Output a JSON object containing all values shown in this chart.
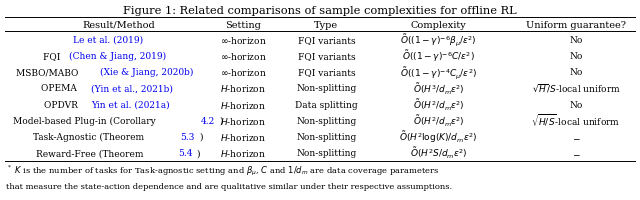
{
  "title": "Figure 1: Related comparisons of sample complexities for offline RL",
  "col_headers": [
    "Result/Method",
    "Setting",
    "Type",
    "Complexity",
    "Uniform guarantee?"
  ],
  "blue_color": "#0000EE",
  "text_color": "#000000",
  "bg_color": "#FFFFFF",
  "rows": [
    {
      "method_parts": [
        [
          "Le et al. (2019)",
          "blue"
        ]
      ],
      "setting": "$\\infty$-horizon",
      "type_": "FQI variants",
      "complexity": "$\\tilde{O}((1-\\gamma)^{-6}\\beta_{\\mu}/\\epsilon^2)$",
      "guarantee": "No"
    },
    {
      "method_parts": [
        [
          "FQI ",
          "black"
        ],
        [
          "(Chen & Jiang, 2019)",
          "blue"
        ]
      ],
      "setting": "$\\infty$-horizon",
      "type_": "FQI variants",
      "complexity": "$\\tilde{O}((1-\\gamma)^{-6}C/\\epsilon^2)$",
      "guarantee": "No"
    },
    {
      "method_parts": [
        [
          "MSBO/MABO ",
          "black"
        ],
        [
          "(Xie & Jiang, 2020b)",
          "blue"
        ]
      ],
      "setting": "$\\infty$-horizon",
      "type_": "FQI variants",
      "complexity": "$\\tilde{O}((1-\\gamma)^{-4}C_{\\mu}/\\epsilon^2)$",
      "guarantee": "No"
    },
    {
      "method_parts": [
        [
          "OPEMA ",
          "black"
        ],
        [
          "(Yin et al., 2021b)",
          "blue"
        ]
      ],
      "setting": "$H$-horizon",
      "type_": "Non-splitting",
      "complexity": "$\\tilde{O}(H^3/d_m\\epsilon^2)$",
      "guarantee": "$\\sqrt{H}/S$-local uniform"
    },
    {
      "method_parts": [
        [
          "OPDVR ",
          "black"
        ],
        [
          "Yin et al. (2021a)",
          "blue"
        ]
      ],
      "setting": "$H$-horizon",
      "type_": "Data splitting",
      "complexity": "$\\tilde{O}(H^2/d_m\\epsilon^2)$",
      "guarantee": "No"
    },
    {
      "method_parts": [
        [
          "Model-based Plug-in (Corollary ",
          "black"
        ],
        [
          "4.2",
          "blue"
        ],
        [
          ")",
          "black"
        ]
      ],
      "setting": "$H$-horizon",
      "type_": "Non-splitting",
      "complexity": "$\\tilde{O}(H^2/d_m\\epsilon^2)$",
      "guarantee": "$\\sqrt{H/S}$-local uniform"
    },
    {
      "method_parts": [
        [
          "Task-Agnostic (Theorem ",
          "black"
        ],
        [
          "5.3",
          "blue"
        ],
        [
          ")",
          "black"
        ]
      ],
      "setting": "$H$-horizon",
      "type_": "Non-splitting",
      "complexity": "$\\tilde{O}(H^2\\log(K)/d_m\\epsilon^2)$",
      "guarantee": "$-$"
    },
    {
      "method_parts": [
        [
          "Reward-Free (Theorem ",
          "black"
        ],
        [
          "5.4",
          "blue"
        ],
        [
          ")",
          "black"
        ]
      ],
      "setting": "$H$-horizon",
      "type_": "Non-splitting",
      "complexity": "$\\tilde{O}(H^2S/d_m\\epsilon^2)$",
      "guarantee": "$-$"
    }
  ],
  "footnote_line1": "$^*$ $K$ is the number of tasks for Task-agnostic setting and $\\beta_{\\mu}$, $C$ and $1/d_m$ are data coverage parameters",
  "footnote_line2": "that measure the state-action dependence and are qualitative similar under their respective assumptions."
}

--------------------------------------------------

- **What you have to do**: Repeat the entries exactly and keep the pictures out of the copy.

- **Task solution**:
Output a JSON object containing all values shown in this chart.
{
  "title": "Figure 1: Related comparisons of sample complexities for offline RL",
  "col_headers": [
    "Result/Method",
    "Setting",
    "Type",
    "Complexity",
    "Uniform guarantee?"
  ],
  "blue_color": "#0000EE",
  "text_color": "#000000",
  "bg_color": "#FFFFFF",
  "rows": [
    {
      "method_parts": [
        [
          "Le et al. (2019)",
          "blue"
        ]
      ],
      "setting": "$\\infty$-horizon",
      "type_": "FQI variants",
      "complexity": "$\\tilde{O}((1-\\gamma)^{-6}\\beta_{\\mu}/\\epsilon^2)$",
      "guarantee": "No"
    },
    {
      "method_parts": [
        [
          "FQI ",
          "black"
        ],
        [
          "(Chen & Jiang, 2019)",
          "blue"
        ]
      ],
      "setting": "$\\infty$-horizon",
      "type_": "FQI variants",
      "complexity": "$\\tilde{O}((1-\\gamma)^{-6}C/\\epsilon^2)$",
      "guarantee": "No"
    },
    {
      "method_parts": [
        [
          "MSBO/MABO ",
          "black"
        ],
        [
          "(Xie & Jiang, 2020b)",
          "blue"
        ]
      ],
      "setting": "$\\infty$-horizon",
      "type_": "FQI variants",
      "complexity": "$\\tilde{O}((1-\\gamma)^{-4}C_{\\mu}/\\epsilon^2)$",
      "guarantee": "No"
    },
    {
      "method_parts": [
        [
          "OPEMA ",
          "black"
        ],
        [
          "(Yin et al., 2021b)",
          "blue"
        ]
      ],
      "setting": "$H$-horizon",
      "type_": "Non-splitting",
      "complexity": "$\\tilde{O}(H^3/d_m\\epsilon^2)$",
      "guarantee": "$\\sqrt{H}/S$-local uniform"
    },
    {
      "method_parts": [
        [
          "OPDVR ",
          "black"
        ],
        [
          "Yin et al. (2021a)",
          "blue"
        ]
      ],
      "setting": "$H$-horizon",
      "type_": "Data splitting",
      "complexity": "$\\tilde{O}(H^2/d_m\\epsilon^2)$",
      "guarantee": "No"
    },
    {
      "method_parts": [
        [
          "Model-based Plug-in (Corollary ",
          "black"
        ],
        [
          "4.2",
          "blue"
        ],
        [
          ")",
          "black"
        ]
      ],
      "setting": "$H$-horizon",
      "type_": "Non-splitting",
      "complexity": "$\\tilde{O}(H^2/d_m\\epsilon^2)$",
      "guarantee": "$\\sqrt{H/S}$-local uniform"
    },
    {
      "method_parts": [
        [
          "Task-Agnostic (Theorem ",
          "black"
        ],
        [
          "5.3",
          "blue"
        ],
        [
          ")",
          "black"
        ]
      ],
      "setting": "$H$-horizon",
      "type_": "Non-splitting",
      "complexity": "$\\tilde{O}(H^2\\log(K)/d_m\\epsilon^2)$",
      "guarantee": "$-$"
    },
    {
      "method_parts": [
        [
          "Reward-Free (Theorem ",
          "black"
        ],
        [
          "5.4",
          "blue"
        ],
        [
          ")",
          "black"
        ]
      ],
      "setting": "$H$-horizon",
      "type_": "Non-splitting",
      "complexity": "$\\tilde{O}(H^2S/d_m\\epsilon^2)$",
      "guarantee": "$-$"
    }
  ],
  "footnote_line1": "$^*$ $K$ is the number of tasks for Task-agnostic setting and $\\beta_{\\mu}$, $C$ and $1/d_m$ are data coverage parameters",
  "footnote_line2": "that measure the state-action dependence and are qualitative similar under their respective assumptions."
}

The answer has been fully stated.